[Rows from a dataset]
--- begin ---
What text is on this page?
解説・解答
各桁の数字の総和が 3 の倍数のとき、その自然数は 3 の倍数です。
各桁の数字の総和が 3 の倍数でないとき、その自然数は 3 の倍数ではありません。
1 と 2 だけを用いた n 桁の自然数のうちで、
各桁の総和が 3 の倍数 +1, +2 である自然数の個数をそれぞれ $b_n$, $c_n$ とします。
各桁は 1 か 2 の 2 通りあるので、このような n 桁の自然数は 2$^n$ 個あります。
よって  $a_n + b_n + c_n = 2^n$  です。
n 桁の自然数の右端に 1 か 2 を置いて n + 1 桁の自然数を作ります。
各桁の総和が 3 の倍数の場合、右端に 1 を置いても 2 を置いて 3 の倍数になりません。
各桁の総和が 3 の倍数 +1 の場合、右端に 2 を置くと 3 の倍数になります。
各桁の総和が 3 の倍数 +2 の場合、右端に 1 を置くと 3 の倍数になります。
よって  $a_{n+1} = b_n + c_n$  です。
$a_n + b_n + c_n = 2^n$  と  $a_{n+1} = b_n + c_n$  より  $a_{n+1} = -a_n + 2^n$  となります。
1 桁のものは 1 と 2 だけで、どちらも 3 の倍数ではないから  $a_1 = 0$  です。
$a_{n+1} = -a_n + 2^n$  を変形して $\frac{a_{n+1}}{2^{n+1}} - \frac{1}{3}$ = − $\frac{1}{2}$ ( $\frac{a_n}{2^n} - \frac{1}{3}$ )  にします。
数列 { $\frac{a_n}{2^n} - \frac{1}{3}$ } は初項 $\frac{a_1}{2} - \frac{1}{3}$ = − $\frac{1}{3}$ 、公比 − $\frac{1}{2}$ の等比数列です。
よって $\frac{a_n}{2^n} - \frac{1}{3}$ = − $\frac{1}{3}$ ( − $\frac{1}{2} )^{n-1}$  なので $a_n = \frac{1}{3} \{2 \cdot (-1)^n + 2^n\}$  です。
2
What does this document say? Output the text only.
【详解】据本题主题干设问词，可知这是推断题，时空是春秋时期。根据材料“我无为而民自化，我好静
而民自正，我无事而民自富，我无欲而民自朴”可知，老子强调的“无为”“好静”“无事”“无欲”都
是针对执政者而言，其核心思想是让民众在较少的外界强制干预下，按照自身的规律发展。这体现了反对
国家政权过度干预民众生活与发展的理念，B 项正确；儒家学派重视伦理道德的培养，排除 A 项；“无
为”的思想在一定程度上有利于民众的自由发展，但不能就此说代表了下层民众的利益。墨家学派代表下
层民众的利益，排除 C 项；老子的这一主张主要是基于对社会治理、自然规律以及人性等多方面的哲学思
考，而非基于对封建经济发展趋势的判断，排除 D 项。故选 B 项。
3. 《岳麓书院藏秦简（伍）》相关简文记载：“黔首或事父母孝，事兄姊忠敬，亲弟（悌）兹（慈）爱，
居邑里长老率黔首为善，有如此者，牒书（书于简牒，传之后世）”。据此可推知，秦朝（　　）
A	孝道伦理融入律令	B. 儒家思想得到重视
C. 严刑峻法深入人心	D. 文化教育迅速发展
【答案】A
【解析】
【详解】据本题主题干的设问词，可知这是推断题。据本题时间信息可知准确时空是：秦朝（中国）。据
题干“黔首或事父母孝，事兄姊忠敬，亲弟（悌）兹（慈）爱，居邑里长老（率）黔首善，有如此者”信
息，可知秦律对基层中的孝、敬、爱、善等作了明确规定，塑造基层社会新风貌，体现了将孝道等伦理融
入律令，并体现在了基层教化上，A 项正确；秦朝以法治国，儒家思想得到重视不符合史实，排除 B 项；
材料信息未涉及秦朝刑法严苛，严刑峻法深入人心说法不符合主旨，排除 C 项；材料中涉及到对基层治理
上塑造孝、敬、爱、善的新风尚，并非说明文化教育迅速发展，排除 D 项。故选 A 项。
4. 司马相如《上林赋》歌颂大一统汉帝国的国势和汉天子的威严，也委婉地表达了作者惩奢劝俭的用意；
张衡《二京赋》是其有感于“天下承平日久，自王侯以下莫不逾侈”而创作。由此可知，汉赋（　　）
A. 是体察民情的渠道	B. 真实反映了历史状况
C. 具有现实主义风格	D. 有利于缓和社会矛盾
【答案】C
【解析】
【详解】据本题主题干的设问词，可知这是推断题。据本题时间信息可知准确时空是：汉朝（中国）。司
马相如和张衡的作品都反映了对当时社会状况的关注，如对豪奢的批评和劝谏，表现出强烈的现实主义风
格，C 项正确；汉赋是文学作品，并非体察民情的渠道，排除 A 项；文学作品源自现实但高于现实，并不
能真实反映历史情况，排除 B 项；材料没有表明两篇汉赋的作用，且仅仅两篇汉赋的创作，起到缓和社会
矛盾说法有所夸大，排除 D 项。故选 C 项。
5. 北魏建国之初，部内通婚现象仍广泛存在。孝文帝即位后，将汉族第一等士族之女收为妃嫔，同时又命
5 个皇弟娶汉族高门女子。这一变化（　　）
--- end ---
__SET TASK__:
Repeat the data precisely, reproducing every entry.

__FULL SOLUTION__:
What text is on this page?
解説・解答
各桁の数字の総和が 3 の倍数のとき、その自然数は 3 の倍数です。
各桁の数字の総和が 3 の倍数でないとき、その自然数は 3 の倍数ではありません。
1 と 2 だけを用いた n 桁の自然数のうちで、
各桁の総和が 3 の倍数 +1, +2 である自然数の個数をそれぞれ $b_n$, $c_n$ とします。
各桁は 1 か 2 の 2 通りあるので、このような n 桁の自然数は 2$^n$ 個あります。
よって  $a_n + b_n + c_n = 2^n$  です。
n 桁の自然数の右端に 1 か 2 を置いて n + 1 桁の自然数を作ります。
各桁の総和が 3 の倍数の場合、右端に 1 を置いても 2 を置いて 3 の倍数になりません。
各桁の総和が 3 の倍数 +1 の場合、右端に 2 を置くと 3 の倍数になります。
各桁の総和が 3 の倍数 +2 の場合、右端に 1 を置くと 3 の倍数になります。
よって  $a_{n+1} = b_n + c_n$  です。
$a_n + b_n + c_n = 2^n$  と  $a_{n+1} = b_n + c_n$  より  $a_{n+1} = -a_n + 2^n$  となります。
1 桁のものは 1 と 2 だけで、どちらも 3 の倍数ではないから  $a_1 = 0$  です。
$a_{n+1} = -a_n + 2^n$  を変形して $\frac{a_{n+1}}{2^{n+1}} - \frac{1}{3}$ = − $\frac{1}{2}$ ( $\frac{a_n}{2^n} - \frac{1}{3}$ )  にします。
数列 { $\frac{a_n}{2^n} - \frac{1}{3}$ } は初項 $\frac{a_1}{2} - \frac{1}{3}$ = − $\frac{1}{3}$ 、公比 − $\frac{1}{2}$ の等比数列です。
よって $\frac{a_n}{2^n} - \frac{1}{3}$ = − $\frac{1}{3}$ ( − $\frac{1}{2} )^{n-1}$  なので $a_n = \frac{1}{3} \{2 \cdot (-1)^n + 2^n\}$  です。
2
What does this document say? Output the text only.
【详解】据本题主题干设问词，可知这是推断题，时空是春秋时期。根据材料“我无为而民自化，我好静
而民自正，我无事而民自富，我无欲而民自朴”可知，老子强调的“无为”“好静”“无事”“无欲”都
是针对执政者而言，其核心思想是让民众在较少的外界强制干预下，按照自身的规律发展。这体现了反对
国家政权过度干预民众生活与发展的理念，B 项正确；儒家学派重视伦理道德的培养，排除 A 项；“无
为”的思想在一定程度上有利于民众的自由发展，但不能就此说代表了下层民众的利益。墨家学派代表下
层民众的利益，排除 C 项；老子的这一主张主要是基于对社会治理、自然规律以及人性等多方面的哲学思
考，而非基于对封建经济发展趋势的判断，排除 D 项。故选 B 项。
3. 《岳麓书院藏秦简（伍）》相关简文记载：“黔首或事父母孝，事兄姊忠敬，亲弟（悌）兹（慈）爱，
居邑里长老率黔首为善，有如此者，牒书（书于简牒，传之后世）”。据此可推知，秦朝（　　）
A	孝道伦理融入律令	B. 儒家思想得到重视
C. 严刑峻法深入人心	D. 文化教育迅速发展
【答案】A
【解析】
【详解】据本题主题干的设问词，可知这是推断题。据本题时间信息可知准确时空是：秦朝（中国）。据
题干“黔首或事父母孝，事兄姊忠敬，亲弟（悌）兹（慈）爱，居邑里长老（率）黔首善，有如此者”信
息，可知秦律对基层中的孝、敬、爱、善等作了明确规定，塑造基层社会新风貌，体现了将孝道等伦理融
入律令，并体现在了基层教化上，A 项正确；秦朝以法治国，儒家思想得到重视不符合史实，排除 B 项；
材料信息未涉及秦朝刑法严苛，严刑峻法深入人心说法不符合主旨，排除 C 项；材料中涉及到对基层治理
上塑造孝、敬、爱、善的新风尚，并非说明文化教育迅速发展，排除 D 项。故选 A 项。
4. 司马相如《上林赋》歌颂大一统汉帝国的国势和汉天子的威严，也委婉地表达了作者惩奢劝俭的用意；
张衡《二京赋》是其有感于“天下承平日久，自王侯以下莫不逾侈”而创作。由此可知，汉赋（　　）
A. 是体察民情的渠道	B. 真实反映了历史状况
C. 具有现实主义风格	D. 有利于缓和社会矛盾
【答案】C
【解析】
【详解】据本题主题干的设问词，可知这是推断题。据本题时间信息可知准确时空是：汉朝（中国）。司
马相如和张衡的作品都反映了对当时社会状况的关注，如对豪奢的批评和劝谏，表现出强烈的现实主义风
格，C 项正确；汉赋是文学作品，并非体察民情的渠道，排除 A 项；文学作品源自现实但高于现实，并不
能真实反映历史情况，排除 B 项；材料没有表明两篇汉赋的作用，且仅仅两篇汉赋的创作，起到缓和社会
矛盾说法有所夸大，排除 D 项。故选 C 项。
5. 北魏建国之初，部内通婚现象仍广泛存在。孝文帝即位后，将汉族第一等士族之女收为妃嫔，同时又命
5 个皇弟娶汉族高门女子。这一变化（　　）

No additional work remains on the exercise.